## WHAT YOU NEED TO DO
Give the data a second time, exactly and in full.

[Collection entries]
"""

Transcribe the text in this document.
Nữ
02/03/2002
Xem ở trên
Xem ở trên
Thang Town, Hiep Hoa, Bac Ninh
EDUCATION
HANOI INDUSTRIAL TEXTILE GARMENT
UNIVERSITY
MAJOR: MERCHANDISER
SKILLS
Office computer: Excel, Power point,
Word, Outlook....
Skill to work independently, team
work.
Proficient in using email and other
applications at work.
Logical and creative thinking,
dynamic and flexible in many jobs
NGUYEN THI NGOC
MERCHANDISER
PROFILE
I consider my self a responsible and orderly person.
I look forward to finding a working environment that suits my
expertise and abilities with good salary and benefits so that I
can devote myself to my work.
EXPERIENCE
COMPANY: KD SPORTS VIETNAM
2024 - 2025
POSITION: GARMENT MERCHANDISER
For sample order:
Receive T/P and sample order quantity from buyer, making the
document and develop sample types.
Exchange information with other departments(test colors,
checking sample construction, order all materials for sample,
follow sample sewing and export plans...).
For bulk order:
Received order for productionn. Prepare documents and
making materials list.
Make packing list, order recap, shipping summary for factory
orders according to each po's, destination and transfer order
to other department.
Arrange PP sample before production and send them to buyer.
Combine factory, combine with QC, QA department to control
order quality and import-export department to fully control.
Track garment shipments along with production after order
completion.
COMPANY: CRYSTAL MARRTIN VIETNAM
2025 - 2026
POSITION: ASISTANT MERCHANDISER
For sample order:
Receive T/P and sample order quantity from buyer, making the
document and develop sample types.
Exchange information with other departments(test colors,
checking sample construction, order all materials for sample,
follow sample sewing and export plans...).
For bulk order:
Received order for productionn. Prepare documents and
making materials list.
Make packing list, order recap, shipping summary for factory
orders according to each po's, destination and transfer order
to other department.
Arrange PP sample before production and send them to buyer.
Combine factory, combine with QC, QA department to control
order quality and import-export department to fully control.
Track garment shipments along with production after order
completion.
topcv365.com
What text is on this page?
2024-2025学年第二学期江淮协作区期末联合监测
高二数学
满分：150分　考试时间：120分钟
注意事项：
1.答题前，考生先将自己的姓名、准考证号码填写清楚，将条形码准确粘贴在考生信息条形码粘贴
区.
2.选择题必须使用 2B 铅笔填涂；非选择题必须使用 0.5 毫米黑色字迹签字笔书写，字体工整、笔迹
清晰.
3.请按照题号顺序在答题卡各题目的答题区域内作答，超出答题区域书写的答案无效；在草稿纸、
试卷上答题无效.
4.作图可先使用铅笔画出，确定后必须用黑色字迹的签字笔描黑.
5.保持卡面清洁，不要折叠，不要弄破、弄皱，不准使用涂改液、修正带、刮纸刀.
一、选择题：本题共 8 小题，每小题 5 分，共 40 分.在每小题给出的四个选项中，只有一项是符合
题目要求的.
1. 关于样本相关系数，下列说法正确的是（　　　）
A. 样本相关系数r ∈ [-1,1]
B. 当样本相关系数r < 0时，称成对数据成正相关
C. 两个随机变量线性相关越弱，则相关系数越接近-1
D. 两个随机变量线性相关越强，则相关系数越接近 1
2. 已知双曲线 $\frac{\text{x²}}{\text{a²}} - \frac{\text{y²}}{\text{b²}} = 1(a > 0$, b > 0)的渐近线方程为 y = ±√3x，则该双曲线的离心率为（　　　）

"""

## ANSWER TO THE PROBLEM
Transcribe the text in this document.
Nữ
02/03/2002
Xem ở trên
Xem ở trên
Thang Town, Hiep Hoa, Bac Ninh
EDUCATION
HANOI INDUSTRIAL TEXTILE GARMENT
UNIVERSITY
MAJOR: MERCHANDISER
SKILLS
Office computer: Excel, Power point,
Word, Outlook....
Skill to work independently, team
work.
Proficient in using email and other
applications at work.
Logical and creative thinking,
dynamic and flexible in many jobs
NGUYEN THI NGOC
MERCHANDISER
PROFILE
I consider my self a responsible and orderly person.
I look forward to finding a working environment that suits my
expertise and abilities with good salary and benefits so that I
can devote myself to my work.
EXPERIENCE
COMPANY: KD SPORTS VIETNAM
2024 - 2025
POSITION: GARMENT MERCHANDISER
For sample order:
Receive T/P and sample order quantity from buyer, making the
document and develop sample types.
Exchange information with other departments(test colors,
checking sample construction, order all materials for sample,
follow sample sewing and export plans...).
For bulk order:
Received order for productionn. Prepare documents and
making materials list.
Make packing list, order recap, shipping summary for factory
orders according to each po's, destination and transfer order
to other department.
Arrange PP sample before production and send them to buyer.
Combine factory, combine with QC, QA department to control
order quality and import-export department to fully control.
Track garment shipments along with production after order
completion.
COMPANY: CRYSTAL MARRTIN VIETNAM
2025 - 2026
POSITION: ASISTANT MERCHANDISER
For sample order:
Receive T/P and sample order quantity from buyer, making the
document and develop sample types.
Exchange information with other departments(test colors,
checking sample construction, order all materials for sample,
follow sample sewing and export plans...).
For bulk order:
Received order for productionn. Prepare documents and
making materials list.
Make packing list, order recap, shipping summary for factory
orders according to each po's, destination and transfer order
to other department.
Arrange PP sample before production and send them to buyer.
Combine factory, combine with QC, QA department to control
order quality and import-export department to fully control.
Track garment shipments along with production after order
completion.
topcv365.com
What text is on this page?
2024-2025学年第二学期江淮协作区期末联合监测
高二数学
满分：150分　考试时间：120分钟
注意事项：
1.答题前，考生先将自己的姓名、准考证号码填写清楚，将条形码准确粘贴在考生信息条形码粘贴
区.
2.选择题必须使用 2B 铅笔填涂；非选择题必须使用 0.5 毫米黑色字迹签字笔书写，字体工整、笔迹
清晰.
3.请按照题号顺序在答题卡各题目的答题区域内作答，超出答题区域书写的答案无效；在草稿纸、
试卷上答题无效.
4.作图可先使用铅笔画出，确定后必须用黑色字迹的签字笔描黑.
5.保持卡面清洁，不要折叠，不要弄破、弄皱，不准使用涂改液、修正带、刮纸刀.
一、选择题：本题共 8 小题，每小题 5 分，共 40 分.在每小题给出的四个选项中，只有一项是符合
题目要求的.
1. 关于样本相关系数，下列说法正确的是（　　　）
A. 样本相关系数r ∈ [-1,1]
B. 当样本相关系数r < 0时，称成对数据成正相关
C. 两个随机变量线性相关越弱，则相关系数越接近-1
D. 两个随机变量线性相关越强，则相关系数越接近 1
2. 已知双曲线 $\frac{\text{x²}}{\text{a²}} - \frac{\text{y²}}{\text{b²}} = 1(a > 0$, b > 0)的渐近线方程为 y = ±√3x，则该双曲线的离心率为（　　　）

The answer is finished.